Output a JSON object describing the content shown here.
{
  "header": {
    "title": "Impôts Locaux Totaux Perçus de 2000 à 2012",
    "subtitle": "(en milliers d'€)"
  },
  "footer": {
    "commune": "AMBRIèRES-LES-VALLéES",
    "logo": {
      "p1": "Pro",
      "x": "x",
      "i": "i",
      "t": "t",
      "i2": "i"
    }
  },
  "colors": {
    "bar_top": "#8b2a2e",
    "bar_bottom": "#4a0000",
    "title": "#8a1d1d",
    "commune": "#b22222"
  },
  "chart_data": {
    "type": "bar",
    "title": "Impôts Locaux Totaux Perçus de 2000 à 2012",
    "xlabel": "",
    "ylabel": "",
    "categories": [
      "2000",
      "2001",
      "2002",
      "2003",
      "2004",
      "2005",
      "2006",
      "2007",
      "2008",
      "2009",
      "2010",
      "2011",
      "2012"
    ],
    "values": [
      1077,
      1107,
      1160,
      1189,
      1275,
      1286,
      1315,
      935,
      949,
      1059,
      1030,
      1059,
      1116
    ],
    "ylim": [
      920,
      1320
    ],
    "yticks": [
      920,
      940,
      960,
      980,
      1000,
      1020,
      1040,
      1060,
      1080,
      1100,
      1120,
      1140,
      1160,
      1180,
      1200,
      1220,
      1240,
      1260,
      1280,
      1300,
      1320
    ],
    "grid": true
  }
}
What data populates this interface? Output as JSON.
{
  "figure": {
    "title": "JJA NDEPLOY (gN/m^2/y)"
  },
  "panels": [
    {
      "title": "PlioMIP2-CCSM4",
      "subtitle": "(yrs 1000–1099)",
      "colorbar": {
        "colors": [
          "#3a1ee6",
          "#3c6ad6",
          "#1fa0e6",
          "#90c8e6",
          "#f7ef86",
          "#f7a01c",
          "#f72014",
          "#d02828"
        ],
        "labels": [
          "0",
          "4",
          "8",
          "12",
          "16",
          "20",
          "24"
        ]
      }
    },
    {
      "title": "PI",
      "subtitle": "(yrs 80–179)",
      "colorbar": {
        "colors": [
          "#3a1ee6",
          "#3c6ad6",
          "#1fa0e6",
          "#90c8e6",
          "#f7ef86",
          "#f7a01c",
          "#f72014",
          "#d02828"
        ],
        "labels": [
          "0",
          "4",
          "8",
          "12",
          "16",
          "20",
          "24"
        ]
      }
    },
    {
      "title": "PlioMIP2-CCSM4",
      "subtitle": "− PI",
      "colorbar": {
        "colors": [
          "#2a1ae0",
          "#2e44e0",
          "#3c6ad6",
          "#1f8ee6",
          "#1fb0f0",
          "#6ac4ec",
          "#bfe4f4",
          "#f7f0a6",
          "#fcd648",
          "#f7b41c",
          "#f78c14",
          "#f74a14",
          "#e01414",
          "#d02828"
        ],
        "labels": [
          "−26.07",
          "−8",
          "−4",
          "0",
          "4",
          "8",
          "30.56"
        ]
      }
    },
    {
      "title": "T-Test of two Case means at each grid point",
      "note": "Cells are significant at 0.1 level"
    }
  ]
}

• [Exercise aim] Gather all lines where the word "commune" appears.

• [Solution to this task]
    "commune": "AMBRIèRES-LES-VALLéES",
    "commune": "#b22222"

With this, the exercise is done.